*Exercise details:* Locate the string "fixe" in the listing below. Copy every line where it is found.

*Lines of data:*
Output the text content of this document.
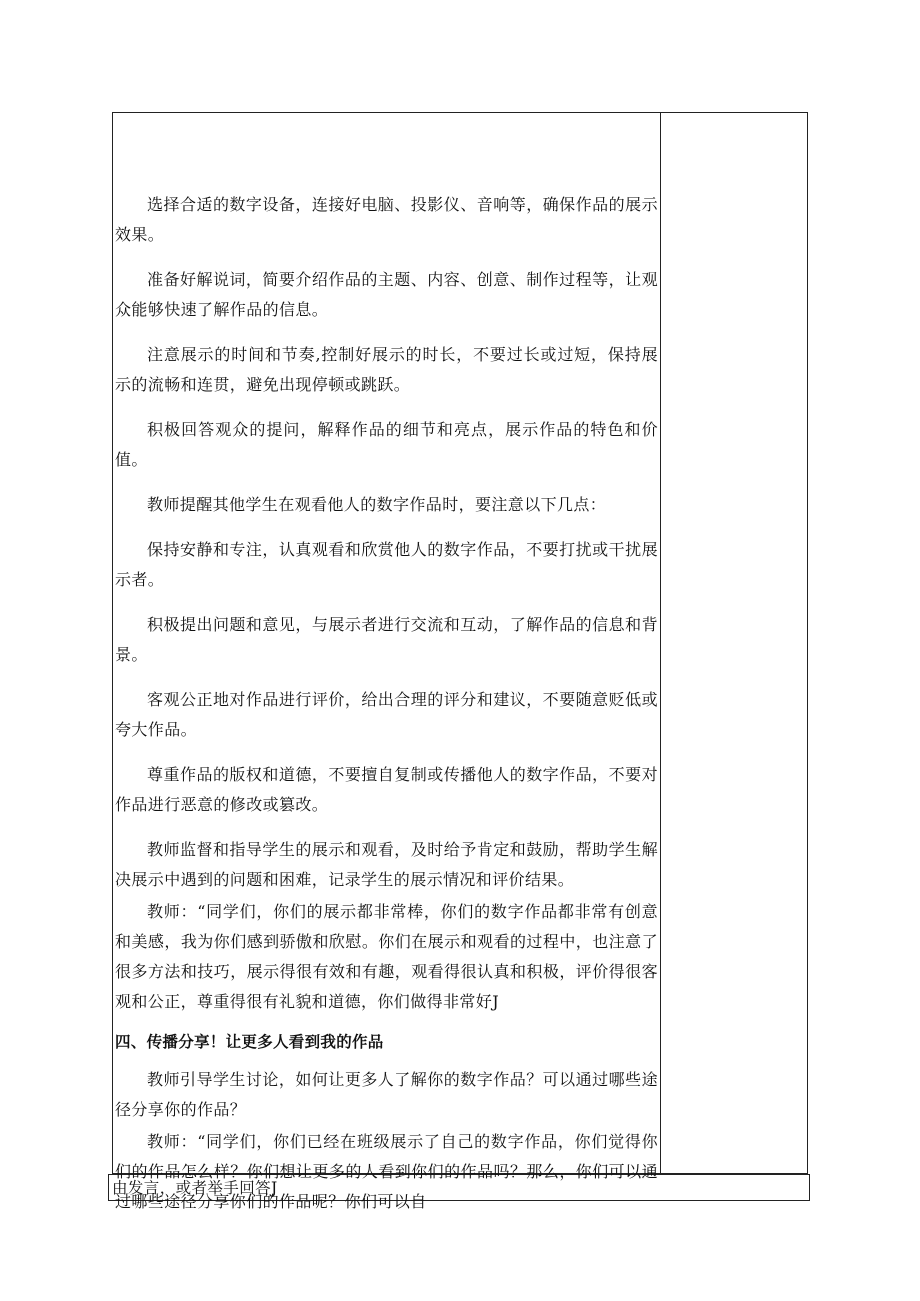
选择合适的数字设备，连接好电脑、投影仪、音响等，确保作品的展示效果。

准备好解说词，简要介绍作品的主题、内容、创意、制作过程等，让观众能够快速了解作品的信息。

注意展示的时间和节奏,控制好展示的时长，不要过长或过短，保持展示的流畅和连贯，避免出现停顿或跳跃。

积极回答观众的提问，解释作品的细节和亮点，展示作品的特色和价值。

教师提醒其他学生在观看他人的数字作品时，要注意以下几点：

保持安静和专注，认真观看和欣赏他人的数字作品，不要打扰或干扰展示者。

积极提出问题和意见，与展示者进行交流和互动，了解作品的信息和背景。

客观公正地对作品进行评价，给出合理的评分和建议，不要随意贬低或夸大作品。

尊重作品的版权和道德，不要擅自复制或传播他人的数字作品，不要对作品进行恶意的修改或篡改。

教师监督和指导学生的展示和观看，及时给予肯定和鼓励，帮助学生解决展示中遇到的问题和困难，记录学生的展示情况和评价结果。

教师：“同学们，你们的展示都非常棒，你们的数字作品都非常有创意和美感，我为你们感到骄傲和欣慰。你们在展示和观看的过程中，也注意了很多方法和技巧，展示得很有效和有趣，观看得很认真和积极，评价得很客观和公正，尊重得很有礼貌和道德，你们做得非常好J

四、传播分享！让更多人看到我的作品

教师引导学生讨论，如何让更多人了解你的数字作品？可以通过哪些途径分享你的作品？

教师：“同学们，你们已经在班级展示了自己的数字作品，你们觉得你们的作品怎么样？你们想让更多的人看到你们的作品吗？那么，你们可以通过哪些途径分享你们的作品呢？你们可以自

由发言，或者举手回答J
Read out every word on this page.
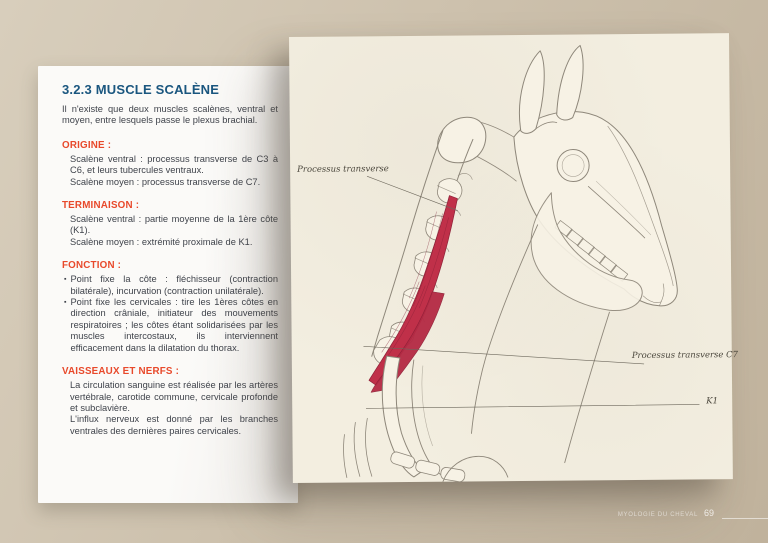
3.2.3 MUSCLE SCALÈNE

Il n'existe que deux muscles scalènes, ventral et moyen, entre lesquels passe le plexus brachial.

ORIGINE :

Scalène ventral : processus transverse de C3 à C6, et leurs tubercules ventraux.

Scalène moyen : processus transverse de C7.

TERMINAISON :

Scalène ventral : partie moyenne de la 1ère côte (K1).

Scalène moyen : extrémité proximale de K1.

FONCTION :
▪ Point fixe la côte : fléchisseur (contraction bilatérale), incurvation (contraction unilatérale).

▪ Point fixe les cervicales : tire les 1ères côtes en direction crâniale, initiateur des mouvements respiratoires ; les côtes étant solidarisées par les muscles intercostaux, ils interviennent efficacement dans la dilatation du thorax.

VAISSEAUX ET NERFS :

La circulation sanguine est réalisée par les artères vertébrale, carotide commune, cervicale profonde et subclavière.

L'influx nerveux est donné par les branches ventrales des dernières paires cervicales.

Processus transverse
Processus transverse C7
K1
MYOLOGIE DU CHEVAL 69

*Result:*
▪ Point fixe la côte : fléchisseur (contraction bilatérale), incurvation (contraction unilatérale).
▪ Point fixe les cervicales : tire les 1ères côtes en direction crâniale, initiateur des mouvements respiratoires ; les côtes étant solidarisées par les muscles intercostaux, ils interviennent efficacement dans la dilatation du thorax.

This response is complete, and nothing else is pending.